§ **Exercise details**: Tally the lines holding the string "text" and reply with that number alone.

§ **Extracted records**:
┏━━

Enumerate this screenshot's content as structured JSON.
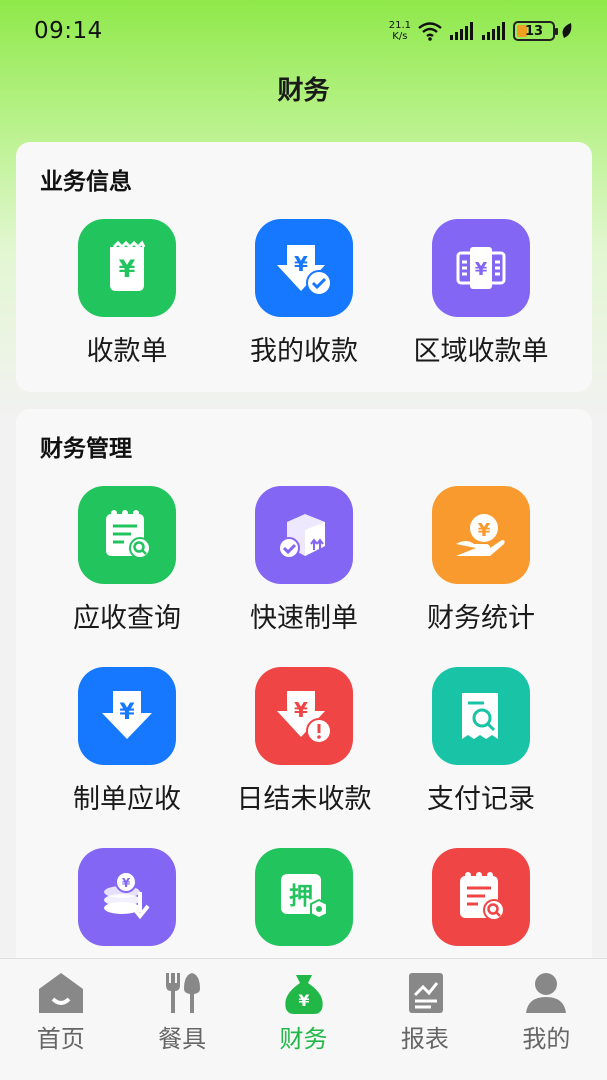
{
  "status": {
    "time": "09:14",
    "netspeed_value": "21.1",
    "netspeed_unit": "K/s",
    "battery": "13"
  },
  "header": {
    "title": "财务"
  },
  "business": {
    "title": "业务信息",
    "items": [
      {
        "label": "收款单",
        "icon": "receipt-yuan-icon",
        "color": "#22c45e"
      },
      {
        "label": "我的收款",
        "icon": "yuan-down-check-icon",
        "color": "#1677ff"
      },
      {
        "label": "区域收款单",
        "icon": "banknote-yuan-icon",
        "color": "#8466f5"
      }
    ]
  },
  "finance": {
    "title": "财务管理",
    "items": [
      {
        "label": "应收查询",
        "icon": "notepad-search-icon",
        "color": "#22c45e"
      },
      {
        "label": "快速制单",
        "icon": "box-check-icon",
        "color": "#8466f5"
      },
      {
        "label": "财务统计",
        "icon": "hand-coin-icon",
        "color": "#f99a2e"
      },
      {
        "label": "制单应收",
        "icon": "yuan-down-arrow-icon",
        "color": "#1677ff"
      },
      {
        "label": "日结未收款",
        "icon": "yuan-down-warning-icon",
        "color": "#f04545"
      },
      {
        "label": "支付记录",
        "icon": "receipt-search-icon",
        "color": "#18c3a6"
      },
      {
        "label": "",
        "icon": "coins-down-icon",
        "color": "#8466f5"
      },
      {
        "label": "",
        "icon": "deposit-settings-icon",
        "color": "#22c45e"
      },
      {
        "label": "",
        "icon": "notepad-search-icon",
        "color": "#f04545"
      }
    ]
  },
  "tabbar": {
    "tabs": [
      {
        "label": "首页",
        "icon": "home-icon"
      },
      {
        "label": "餐具",
        "icon": "cutlery-icon"
      },
      {
        "label": "财务",
        "icon": "money-bag-icon",
        "active": true
      },
      {
        "label": "报表",
        "icon": "report-chart-icon"
      },
      {
        "label": "我的",
        "icon": "user-icon"
      }
    ],
    "active_color": "#22b848"
  }
}
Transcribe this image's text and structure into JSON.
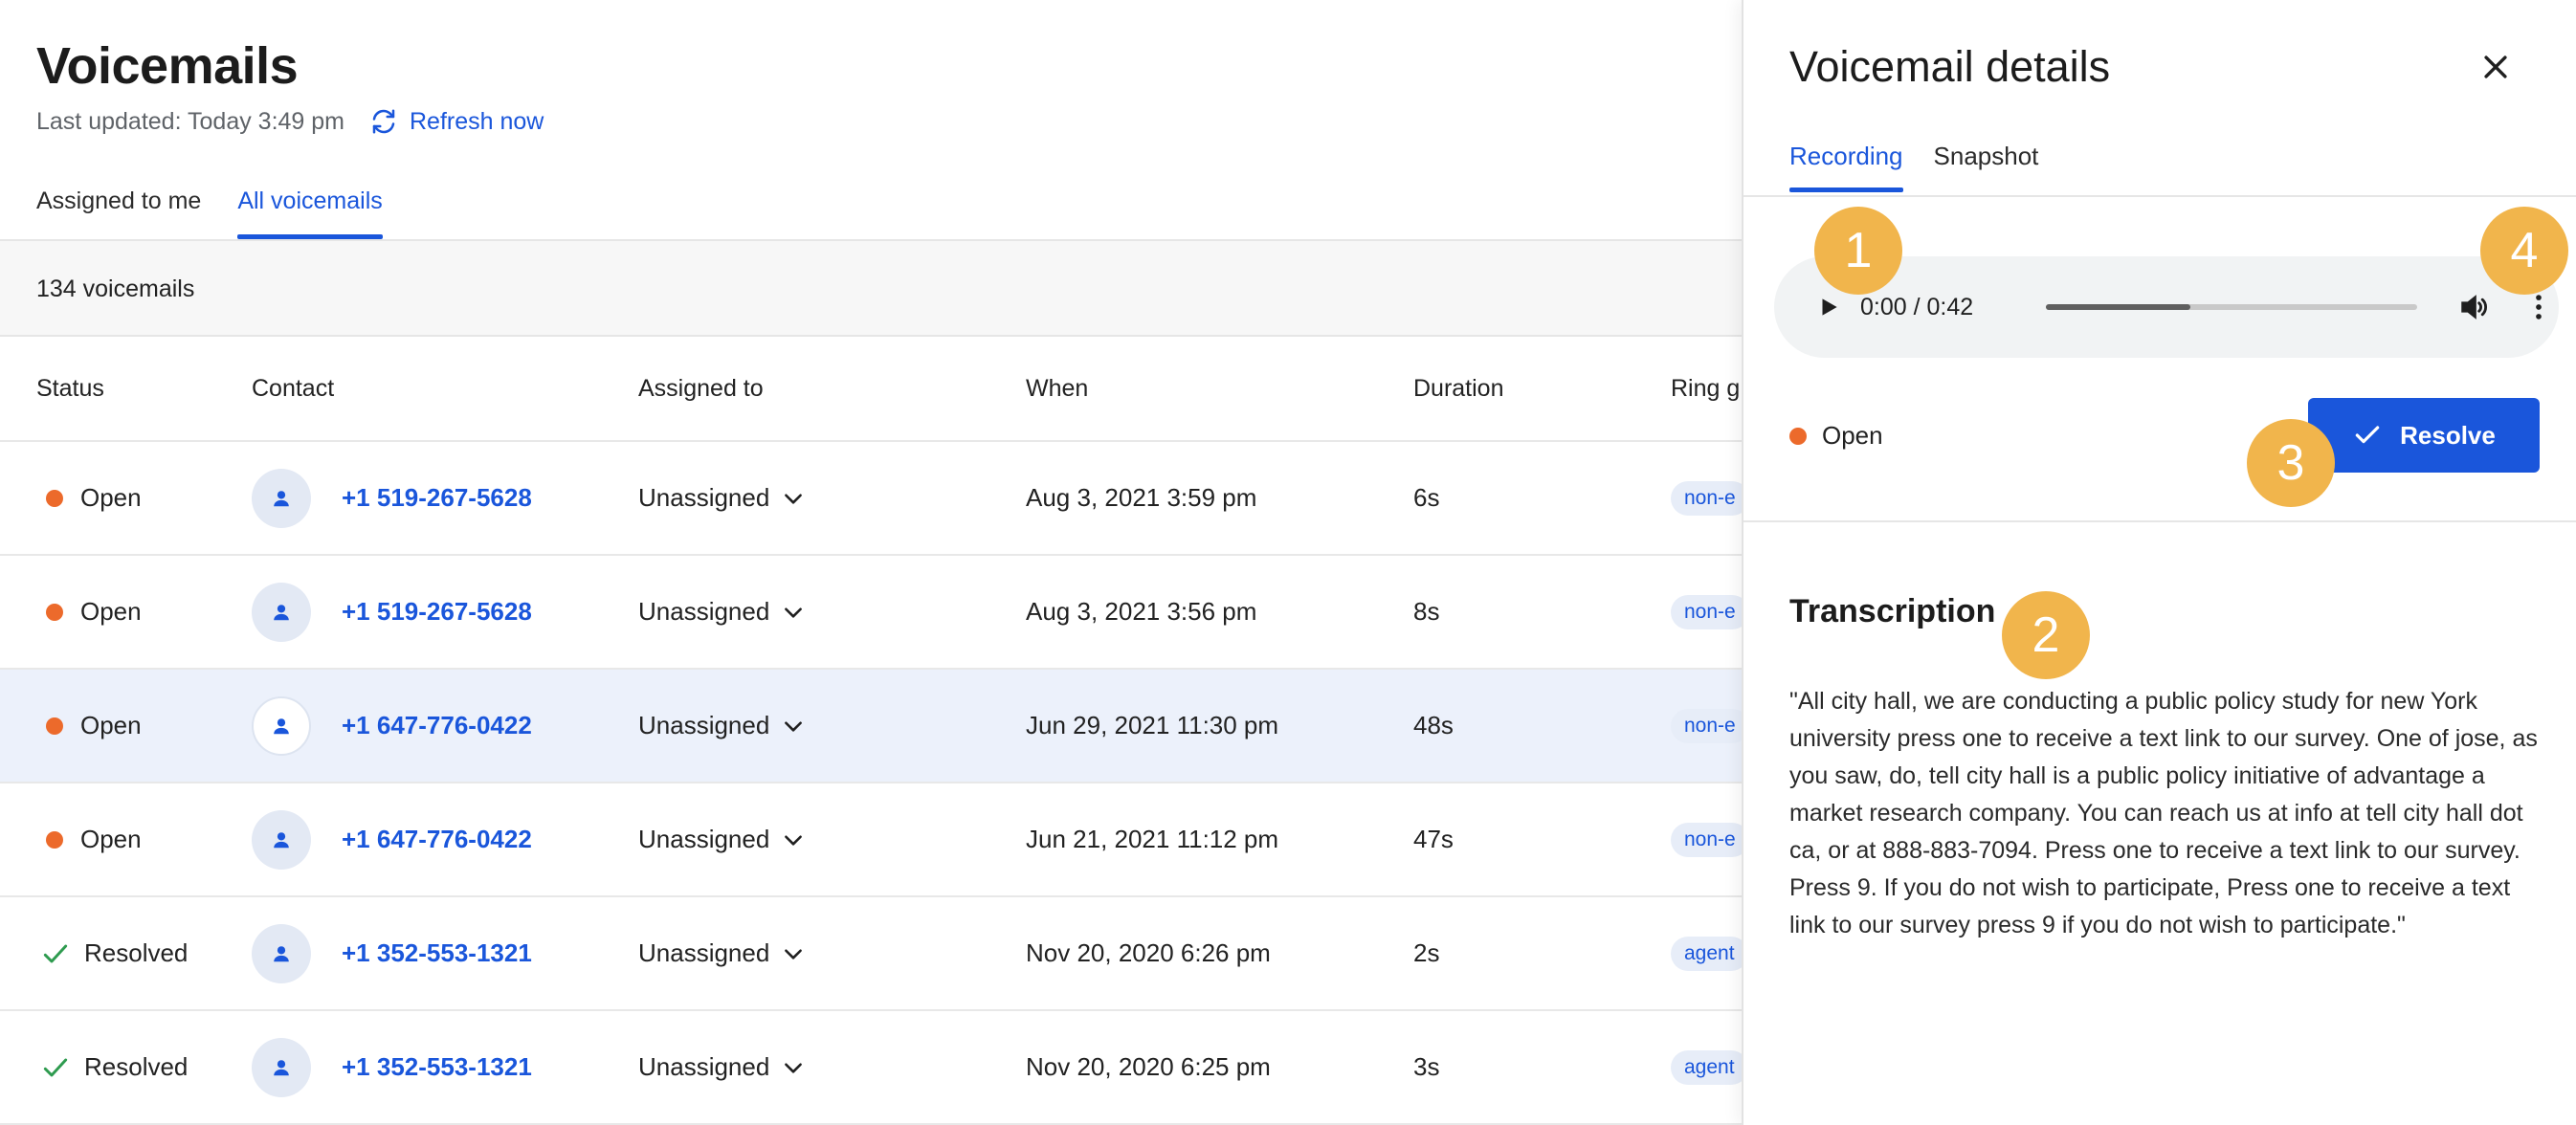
{
  "header": {
    "title": "Voicemails",
    "last_updated": "Last updated: Today 3:49 pm",
    "refresh_label": "Refresh now"
  },
  "tabs": [
    {
      "label": "Assigned to me",
      "active": false
    },
    {
      "label": "All voicemails",
      "active": true
    }
  ],
  "count_label": "134 voicemails",
  "table": {
    "columns": [
      "Status",
      "Contact",
      "Assigned to",
      "When",
      "Duration",
      "Ring g"
    ],
    "rows": [
      {
        "status": "Open",
        "phone": "+1 519-267-5628",
        "assigned": "Unassigned",
        "when": "Aug 3, 2021 3:59 pm",
        "duration": "6s",
        "ring": "non-e"
      },
      {
        "status": "Open",
        "phone": "+1 519-267-5628",
        "assigned": "Unassigned",
        "when": "Aug 3, 2021 3:56 pm",
        "duration": "8s",
        "ring": "non-e"
      },
      {
        "status": "Open",
        "phone": "+1 647-776-0422",
        "assigned": "Unassigned",
        "when": "Jun 29, 2021 11:30 pm",
        "duration": "48s",
        "ring": "non-e",
        "selected": true
      },
      {
        "status": "Open",
        "phone": "+1 647-776-0422",
        "assigned": "Unassigned",
        "when": "Jun 21, 2021 11:12 pm",
        "duration": "47s",
        "ring": "non-e"
      },
      {
        "status": "Resolved",
        "phone": "+1 352-553-1321",
        "assigned": "Unassigned",
        "when": "Nov 20, 2020 6:26 pm",
        "duration": "2s",
        "ring": "agent"
      },
      {
        "status": "Resolved",
        "phone": "+1 352-553-1321",
        "assigned": "Unassigned",
        "when": "Nov 20, 2020 6:25 pm",
        "duration": "3s",
        "ring": "agent"
      }
    ]
  },
  "panel": {
    "title": "Voicemail details",
    "tabs": [
      {
        "label": "Recording",
        "active": true
      },
      {
        "label": "Snapshot",
        "active": false
      }
    ],
    "player": {
      "time": "0:00 / 0:42",
      "progress": 0.39
    },
    "status": "Open",
    "resolve_label": "Resolve",
    "transcription_title": "Transcription",
    "transcription": "\"All city hall, we are conducting a public policy study for new York university press one to receive a text link to our survey. One of jose, as you saw, do, tell city hall is a public policy initiative of advantage a market research company. You can reach us at info at tell city hall dot ca, or at 888-883-7094. Press one to receive a text link to our survey. Press 9. If you do not wish to participate, Press one to receive a text link to our survey press 9 if you do not wish to participate.\""
  },
  "callouts": [
    "1",
    "2",
    "3",
    "4"
  ],
  "colors": {
    "accent": "#1a56db",
    "open_status": "#ec6a2b",
    "resolved_status": "#2e9b4f",
    "callout": "#f1b54c"
  }
}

┗━━

§ **Written solution**: 2